[Begin SUPPLIED DATA]

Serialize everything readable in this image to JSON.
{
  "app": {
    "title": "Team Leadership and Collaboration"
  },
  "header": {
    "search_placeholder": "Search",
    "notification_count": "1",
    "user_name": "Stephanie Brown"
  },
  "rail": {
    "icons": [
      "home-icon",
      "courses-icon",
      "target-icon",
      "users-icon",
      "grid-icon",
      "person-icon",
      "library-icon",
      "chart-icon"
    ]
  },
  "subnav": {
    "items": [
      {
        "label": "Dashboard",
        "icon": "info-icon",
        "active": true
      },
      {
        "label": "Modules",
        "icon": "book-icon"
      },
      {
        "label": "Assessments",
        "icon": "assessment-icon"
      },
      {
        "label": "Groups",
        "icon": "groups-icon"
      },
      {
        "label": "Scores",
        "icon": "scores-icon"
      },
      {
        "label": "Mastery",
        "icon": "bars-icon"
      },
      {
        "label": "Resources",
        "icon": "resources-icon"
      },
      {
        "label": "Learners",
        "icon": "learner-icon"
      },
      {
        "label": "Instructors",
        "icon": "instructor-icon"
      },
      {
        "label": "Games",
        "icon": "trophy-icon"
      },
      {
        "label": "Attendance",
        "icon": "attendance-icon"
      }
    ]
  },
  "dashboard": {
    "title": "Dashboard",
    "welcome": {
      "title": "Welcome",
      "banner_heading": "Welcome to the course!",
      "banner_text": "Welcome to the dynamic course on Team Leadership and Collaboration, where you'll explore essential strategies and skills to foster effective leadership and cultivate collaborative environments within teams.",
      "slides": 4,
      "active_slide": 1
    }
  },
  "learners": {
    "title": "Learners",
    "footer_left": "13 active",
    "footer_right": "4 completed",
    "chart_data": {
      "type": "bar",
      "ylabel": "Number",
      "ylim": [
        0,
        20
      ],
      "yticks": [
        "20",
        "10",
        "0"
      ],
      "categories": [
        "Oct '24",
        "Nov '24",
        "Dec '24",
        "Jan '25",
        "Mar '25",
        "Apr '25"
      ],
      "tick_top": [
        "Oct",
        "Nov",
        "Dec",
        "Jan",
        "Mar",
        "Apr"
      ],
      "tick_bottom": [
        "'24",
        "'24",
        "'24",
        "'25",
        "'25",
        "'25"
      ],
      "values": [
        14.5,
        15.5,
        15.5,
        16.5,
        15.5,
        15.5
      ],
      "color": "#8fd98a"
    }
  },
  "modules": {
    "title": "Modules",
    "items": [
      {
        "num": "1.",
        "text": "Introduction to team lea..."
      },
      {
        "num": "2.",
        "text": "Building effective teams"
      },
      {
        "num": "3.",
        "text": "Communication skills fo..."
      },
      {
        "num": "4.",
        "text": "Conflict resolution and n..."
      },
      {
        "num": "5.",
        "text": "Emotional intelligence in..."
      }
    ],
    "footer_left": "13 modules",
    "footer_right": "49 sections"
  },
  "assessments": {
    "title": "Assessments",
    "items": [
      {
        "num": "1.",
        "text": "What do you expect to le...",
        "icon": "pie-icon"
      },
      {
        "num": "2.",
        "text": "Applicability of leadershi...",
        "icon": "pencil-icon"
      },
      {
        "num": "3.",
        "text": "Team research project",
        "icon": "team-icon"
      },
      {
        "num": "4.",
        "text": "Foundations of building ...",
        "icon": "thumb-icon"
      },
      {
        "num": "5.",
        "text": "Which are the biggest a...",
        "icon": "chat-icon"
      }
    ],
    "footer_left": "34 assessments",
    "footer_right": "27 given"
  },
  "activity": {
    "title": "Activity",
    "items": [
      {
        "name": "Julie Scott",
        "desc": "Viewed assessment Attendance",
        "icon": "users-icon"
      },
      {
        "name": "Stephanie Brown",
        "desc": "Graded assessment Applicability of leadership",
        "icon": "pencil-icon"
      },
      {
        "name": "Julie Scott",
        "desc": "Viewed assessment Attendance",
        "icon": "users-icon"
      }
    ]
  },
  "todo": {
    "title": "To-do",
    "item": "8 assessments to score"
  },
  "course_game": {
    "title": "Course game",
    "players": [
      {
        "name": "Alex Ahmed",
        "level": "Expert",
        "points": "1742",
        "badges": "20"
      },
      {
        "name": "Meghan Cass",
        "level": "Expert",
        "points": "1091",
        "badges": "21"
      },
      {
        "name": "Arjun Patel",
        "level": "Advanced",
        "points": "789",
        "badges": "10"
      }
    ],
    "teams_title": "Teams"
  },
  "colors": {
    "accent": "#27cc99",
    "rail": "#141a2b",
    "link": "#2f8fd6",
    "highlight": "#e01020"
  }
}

[End SUPPLIED DATA]

» **TASK DIRECTIONS**: Reproduce the complete set of lines precisely as supplied.

» **SOLUTION TO THIS TASK**:
Serialize everything readable in this image to JSON.
{
  "app": {
    "title": "Team Leadership and Collaboration"
  },
  "header": {
    "search_placeholder": "Search",
    "notification_count": "1",
    "user_name": "Stephanie Brown"
  },
  "rail": {
    "icons": [
      "home-icon",
      "courses-icon",
      "target-icon",
      "users-icon",
      "grid-icon",
      "person-icon",
      "library-icon",
      "chart-icon"
    ]
  },
  "subnav": {
    "items": [
      {
        "label": "Dashboard",
        "icon": "info-icon",
        "active": true
      },
      {
        "label": "Modules",
        "icon": "book-icon"
      },
      {
        "label": "Assessments",
        "icon": "assessment-icon"
      },
      {
        "label": "Groups",
        "icon": "groups-icon"
      },
      {
        "label": "Scores",
        "icon": "scores-icon"
      },
      {
        "label": "Mastery",
        "icon": "bars-icon"
      },
      {
        "label": "Resources",
        "icon": "resources-icon"
      },
      {
        "label": "Learners",
        "icon": "learner-icon"
      },
      {
        "label": "Instructors",
        "icon": "instructor-icon"
      },
      {
        "label": "Games",
        "icon": "trophy-icon"
      },
      {
        "label": "Attendance",
        "icon": "attendance-icon"
      }
    ]
  },
  "dashboard": {
    "title": "Dashboard",
    "welcome": {
      "title": "Welcome",
      "banner_heading": "Welcome to the course!",
      "banner_text": "Welcome to the dynamic course on Team Leadership and Collaboration, where you'll explore essential strategies and skills to foster effective leadership and cultivate collaborative environments within teams.",
      "slides": 4,
      "active_slide": 1
    }
  },
  "learners": {
    "title": "Learners",
    "footer_left": "13 active",
    "footer_right": "4 completed",
    "chart_data": {
      "type": "bar",
      "ylabel": "Number",
      "ylim": [
        0,
        20
      ],
      "yticks": [
        "20",
        "10",
        "0"
      ],
      "categories": [
        "Oct '24",
        "Nov '24",
        "Dec '24",
        "Jan '25",
        "Mar '25",
        "Apr '25"
      ],
      "tick_top": [
        "Oct",
        "Nov",
        "Dec",
        "Jan",
        "Mar",
        "Apr"
      ],
      "tick_bottom": [
        "'24",
        "'24",
        "'24",
        "'25",
        "'25",
        "'25"
      ],
      "values": [
        14.5,
        15.5,
        15.5,
        16.5,
        15.5,
        15.5
      ],
      "color": "#8fd98a"
    }
  },
  "modules": {
    "title": "Modules",
    "items": [
      {
        "num": "1.",
        "text": "Introduction to team lea..."
      },
      {
        "num": "2.",
        "text": "Building effective teams"
      },
      {
        "num": "3.",
        "text": "Communication skills fo..."
      },
      {
        "num": "4.",
        "text": "Conflict resolution and n..."
      },
      {
        "num": "5.",
        "text": "Emotional intelligence in..."
      }
    ],
    "footer_left": "13 modules",
    "footer_right": "49 sections"
  },
  "assessments": {
    "title": "Assessments",
    "items": [
      {
        "num": "1.",
        "text": "What do you expect to le...",
        "icon": "pie-icon"
      },
      {
        "num": "2.",
        "text": "Applicability of leadershi...",
        "icon": "pencil-icon"
      },
      {
        "num": "3.",
        "text": "Team research project",
        "icon": "team-icon"
      },
      {
        "num": "4.",
        "text": "Foundations of building ...",
        "icon": "thumb-icon"
      },
      {
        "num": "5.",
        "text": "Which are the biggest a...",
        "icon": "chat-icon"
      }
    ],
    "footer_left": "34 assessments",
    "footer_right": "27 given"
  },
  "activity": {
    "title": "Activity",
    "items": [
      {
        "name": "Julie Scott",
        "desc": "Viewed assessment Attendance",
        "icon": "users-icon"
      },
      {
        "name": "Stephanie Brown",
        "desc": "Graded assessment Applicability of leadership",
        "icon": "pencil-icon"
      },
      {
        "name": "Julie Scott",
        "desc": "Viewed assessment Attendance",
        "icon": "users-icon"
      }
    ]
  },
  "todo": {
    "title": "To-do",
    "item": "8 assessments to score"
  },
  "course_game": {
    "title": "Course game",
    "players": [
      {
        "name": "Alex Ahmed",
        "level": "Expert",
        "points": "1742",
        "badges": "20"
      },
      {
        "name": "Meghan Cass",
        "level": "Expert",
        "points": "1091",
        "badges": "21"
      },
      {
        "name": "Arjun Patel",
        "level": "Advanced",
        "points": "789",
        "badges": "10"
      }
    ],
    "teams_title": "Teams"
  },
  "colors": {
    "accent": "#27cc99",
    "rail": "#141a2b",
    "link": "#2f8fd6",
    "highlight": "#e01020"
  }
}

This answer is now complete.